Set problem 1:
List every means of contact through which, according to the post on alumni fundraising e-mail, institutions reach alumni or supporters.

Yes, I’m aware that you have provided me with a way to opt out of future money-begging e-mails, but you know what? I shouldn’t have to ask you not to clog my inbox with e-mail I don’t want. You’re the University of Chicago. You should already know that spamming alumni is a venal sin. And I have no assurance that once I opt out, some jackass in the future won’t just put me on the spam list again.
So instead, I place the burden on you, and put it to you in a way I’m sure will get your attention: Take me off your damn money-begging e-mail list and keep me off it, or you won’t see any money from me. Because you’re annoying me, and why would I give money to someone who is annoying me? I’ll just give it to my high school, or maybe to my wife’s college. They don’t spam me.
It’s up to you. You’ve already lost half of what I planned to send you this year because of your spammage. It’s all the same to me if you lose the other half. If there’s one thing I learned at the University of Chicago, it’s not to reward people who just won’t learn.
Update, 5pm 6/22: How very nice — an e-mailed apology from the U of C Development folks and assurance I’m removed from the fundraiser e-mail list. Griping works! And I’m pleased enough by the gracious response that I’m back to making a full contribution to the school for the year. Would that all e-mail issues were so quickly resolved.
Shouldn’t you give them the OPPORTUNITY to learn by opting out? As someone who works in development (albeit at a regional arts organization), I send stuff to anyone I can because some of them are interested. However, as soon as someone asks to be removed from the list, they’re off the list – which I would define as us learning.
I’m behind you 1000%, but why is paper spam okay when email spam isn’t? I happen to agree with you on that too, but I’m not sure why – curious if you have any theories.
Hey, at least they’re not calling you every month. My university (NIU) calls regardless if I tell them not to. I made the mistake of giving them like $25 once, and it’s the last time I ever do. Who knew that for a paltry fee of just twenty-five dollars I could have the same very art department that allowed me to graduate with a degree in what might as well have been the artistic form of sandscrit (sandscript?) call me and ask me to give them more money so they could do the same to future students? What a bargain! (And run-on sentence).
Allison:
“Shouldn’t you give them the OPPORTUNITY to learn by opting out?”
No. The U of C should know better than to spam people, and it’s not as if they don’t already have a highly-developed, well-oiled machine designed specifically for the purpose of sucking money from alumni. Also, why should I have to do the work? Screw ’em.

Set problem 2:
Rewrite the records from the start through the line containing "submenu-arrow-icon bbox=[176, 140, 180, 148]", replacing "submenu-item" with "sub-menu-item" and leaving everything else unchanged.

Data entries:

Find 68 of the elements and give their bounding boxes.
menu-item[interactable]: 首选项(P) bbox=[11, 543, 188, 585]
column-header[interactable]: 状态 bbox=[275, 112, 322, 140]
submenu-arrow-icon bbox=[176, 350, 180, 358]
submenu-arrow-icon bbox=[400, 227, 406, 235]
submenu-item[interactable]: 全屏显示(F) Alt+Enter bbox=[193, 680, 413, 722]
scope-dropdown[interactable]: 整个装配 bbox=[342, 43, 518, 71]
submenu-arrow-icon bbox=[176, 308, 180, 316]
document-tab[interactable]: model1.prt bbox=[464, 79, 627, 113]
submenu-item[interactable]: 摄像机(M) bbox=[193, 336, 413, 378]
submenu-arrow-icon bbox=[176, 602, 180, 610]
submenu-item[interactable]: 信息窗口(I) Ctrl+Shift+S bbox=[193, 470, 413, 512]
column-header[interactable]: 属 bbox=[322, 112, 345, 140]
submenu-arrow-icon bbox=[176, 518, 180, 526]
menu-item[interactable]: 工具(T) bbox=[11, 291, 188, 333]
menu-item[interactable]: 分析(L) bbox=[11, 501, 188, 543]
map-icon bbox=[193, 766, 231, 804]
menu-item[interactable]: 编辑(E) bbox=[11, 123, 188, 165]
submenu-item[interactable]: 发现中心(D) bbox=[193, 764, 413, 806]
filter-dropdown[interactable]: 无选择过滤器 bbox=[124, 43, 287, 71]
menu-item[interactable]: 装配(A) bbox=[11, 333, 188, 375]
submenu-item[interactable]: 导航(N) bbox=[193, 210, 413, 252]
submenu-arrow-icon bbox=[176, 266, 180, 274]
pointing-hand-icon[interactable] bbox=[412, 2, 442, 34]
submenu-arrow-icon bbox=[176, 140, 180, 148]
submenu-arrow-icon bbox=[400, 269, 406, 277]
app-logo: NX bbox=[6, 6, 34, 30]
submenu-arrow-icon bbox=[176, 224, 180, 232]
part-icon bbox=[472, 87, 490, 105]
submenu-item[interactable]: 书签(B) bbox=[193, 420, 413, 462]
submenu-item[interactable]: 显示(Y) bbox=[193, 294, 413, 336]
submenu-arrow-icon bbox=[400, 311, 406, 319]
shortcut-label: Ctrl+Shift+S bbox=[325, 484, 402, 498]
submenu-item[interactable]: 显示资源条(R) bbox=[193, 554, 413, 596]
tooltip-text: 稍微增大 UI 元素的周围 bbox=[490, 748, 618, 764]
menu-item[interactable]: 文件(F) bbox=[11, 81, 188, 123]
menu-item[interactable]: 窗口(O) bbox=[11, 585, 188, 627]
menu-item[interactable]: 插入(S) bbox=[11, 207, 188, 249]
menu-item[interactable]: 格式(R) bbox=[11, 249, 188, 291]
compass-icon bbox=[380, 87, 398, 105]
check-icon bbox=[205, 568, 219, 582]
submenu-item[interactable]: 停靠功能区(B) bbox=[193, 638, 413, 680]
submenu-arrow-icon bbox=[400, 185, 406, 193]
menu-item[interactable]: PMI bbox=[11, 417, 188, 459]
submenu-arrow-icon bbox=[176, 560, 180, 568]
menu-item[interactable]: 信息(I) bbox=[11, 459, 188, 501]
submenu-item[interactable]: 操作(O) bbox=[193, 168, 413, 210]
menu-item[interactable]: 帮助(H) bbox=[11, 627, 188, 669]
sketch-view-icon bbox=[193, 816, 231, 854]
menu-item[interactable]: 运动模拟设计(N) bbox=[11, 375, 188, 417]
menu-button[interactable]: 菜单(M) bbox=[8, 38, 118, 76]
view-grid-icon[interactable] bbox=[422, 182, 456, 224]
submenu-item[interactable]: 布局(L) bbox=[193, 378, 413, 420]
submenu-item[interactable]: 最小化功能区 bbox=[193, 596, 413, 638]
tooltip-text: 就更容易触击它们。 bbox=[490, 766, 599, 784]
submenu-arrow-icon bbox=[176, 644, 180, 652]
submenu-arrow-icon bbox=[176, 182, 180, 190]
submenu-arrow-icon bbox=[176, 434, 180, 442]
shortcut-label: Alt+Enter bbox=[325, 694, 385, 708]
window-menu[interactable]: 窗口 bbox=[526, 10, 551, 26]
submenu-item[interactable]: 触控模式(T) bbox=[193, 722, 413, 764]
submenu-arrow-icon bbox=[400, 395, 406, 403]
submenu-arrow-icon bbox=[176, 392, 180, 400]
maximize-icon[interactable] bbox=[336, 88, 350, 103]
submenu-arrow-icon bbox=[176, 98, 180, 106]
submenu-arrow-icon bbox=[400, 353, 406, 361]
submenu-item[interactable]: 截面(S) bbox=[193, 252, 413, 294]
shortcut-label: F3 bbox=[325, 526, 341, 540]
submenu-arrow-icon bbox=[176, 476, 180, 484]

Exercise response 1:
- E-mail
- Paper mail
- Telephone calls

Exercise response 2:
Find 68 of the elements and give their bounding boxes.
menu-item[interactable]: 首选项(P) bbox=[11, 543, 188, 585]
column-header[interactable]: 状态 bbox=[275, 112, 322, 140]
submenu-arrow-icon bbox=[176, 350, 180, 358]
submenu-arrow-icon bbox=[400, 227, 406, 235]
sub-menu-item[interactable]: 全屏显示(F) Alt+Enter bbox=[193, 680, 413, 722]
scope-dropdown[interactable]: 整个装配 bbox=[342, 43, 518, 71]
submenu-arrow-icon bbox=[176, 308, 180, 316]
document-tab[interactable]: model1.prt bbox=[464, 79, 627, 113]
sub-menu-item[interactable]: 摄像机(M) bbox=[193, 336, 413, 378]
submenu-arrow-icon bbox=[176, 602, 180, 610]
sub-menu-item[interactable]: 信息窗口(I) Ctrl+Shift+S bbox=[193, 470, 413, 512]
column-header[interactable]: 属 bbox=[322, 112, 345, 140]
submenu-arrow-icon bbox=[176, 518, 180, 526]
menu-item[interactable]: 工具(T) bbox=[11, 291, 188, 333]
menu-item[interactable]: 分析(L) bbox=[11, 501, 188, 543]
map-icon bbox=[193, 766, 231, 804]
menu-item[interactable]: 编辑(E) bbox=[11, 123, 188, 165]
sub-menu-item[interactable]: 发现中心(D) bbox=[193, 764, 413, 806]
filter-dropdown[interactable]: 无选择过滤器 bbox=[124, 43, 287, 71]
menu-item[interactable]: 装配(A) bbox=[11, 333, 188, 375]
sub-menu-item[interactable]: 导航(N) bbox=[193, 210, 413, 252]
submenu-arrow-icon bbox=[176, 266, 180, 274]
pointing-hand-icon[interactable] bbox=[412, 2, 442, 34]
submenu-arrow-icon bbox=[176, 140, 180, 148]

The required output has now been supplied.